* Begin Recorded information *
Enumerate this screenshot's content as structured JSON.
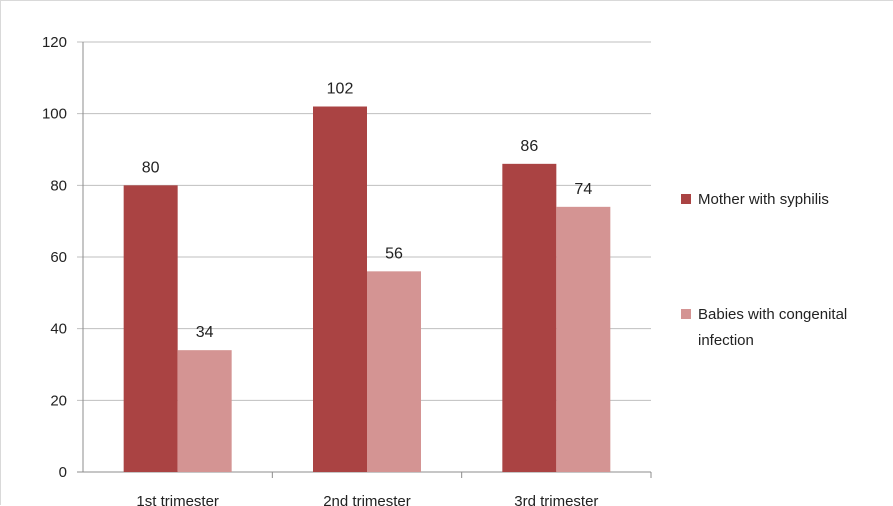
{
  "chart_data": {
    "type": "bar",
    "categories": [
      "1st trimester",
      "2nd trimester",
      "3rd trimester"
    ],
    "series": [
      {
        "name": "Mother with syphilis",
        "values": [
          80,
          102,
          86
        ],
        "color": "#aa4343"
      },
      {
        "name": "Babies with congenital infection",
        "values": [
          34,
          56,
          74
        ],
        "color": "#d49493"
      }
    ],
    "ylim": [
      0,
      120
    ],
    "yticks": [
      0,
      20,
      40,
      60,
      80,
      100,
      120
    ],
    "grid": true,
    "legend_position": "right",
    "legend_lines": [
      [
        "Mother with syphilis"
      ],
      [
        "Babies with congenital",
        "infection"
      ]
    ],
    "data_labels": true
  }
}
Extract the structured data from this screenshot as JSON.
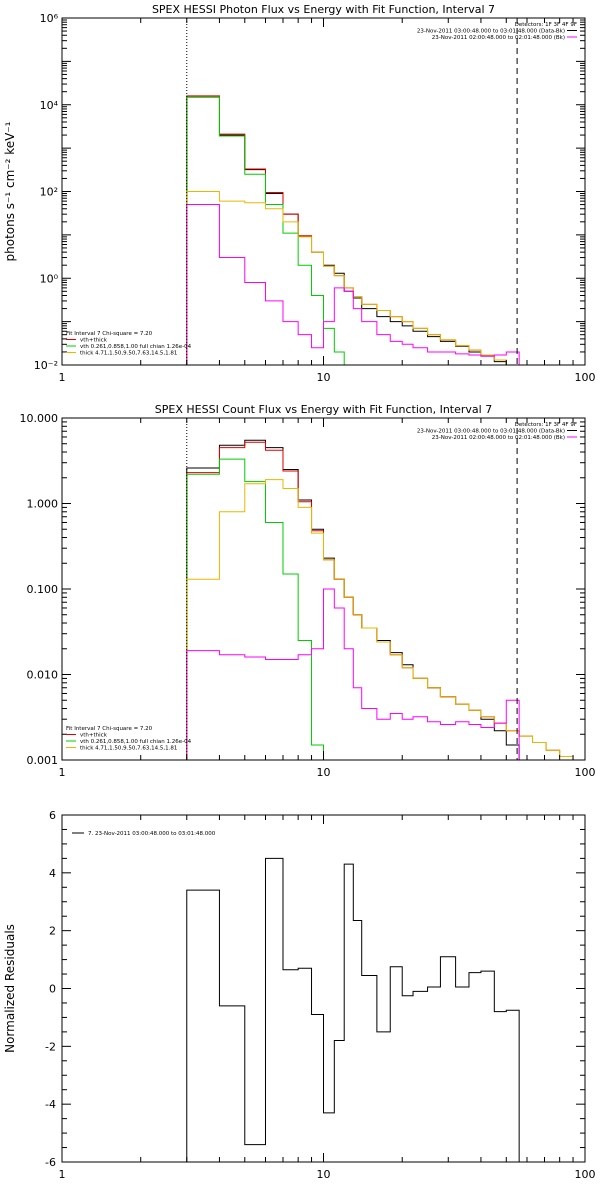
* End Recorded information *
▶ [Instructions to follow]
Without the pictures, restate each entry exactly.

▶ [Output of the exercise]
Enumerate this screenshot's content as structured JSON.
{
  "chart_data": {
    "type": "bar",
    "categories": [
      "1st trimester",
      "2nd trimester",
      "3rd trimester"
    ],
    "series": [
      {
        "name": "Mother with syphilis",
        "values": [
          80,
          102,
          86
        ],
        "color": "#aa4343"
      },
      {
        "name": "Babies with congenital infection",
        "values": [
          34,
          56,
          74
        ],
        "color": "#d49493"
      }
    ],
    "ylim": [
      0,
      120
    ],
    "yticks": [
      0,
      20,
      40,
      60,
      80,
      100,
      120
    ],
    "grid": true,
    "legend_position": "right",
    "legend_lines": [
      [
        "Mother with syphilis"
      ],
      [
        "Babies with congenital",
        "infection"
      ]
    ],
    "data_labels": true
  }
}
Extract the structured data from this screenshot as JSON.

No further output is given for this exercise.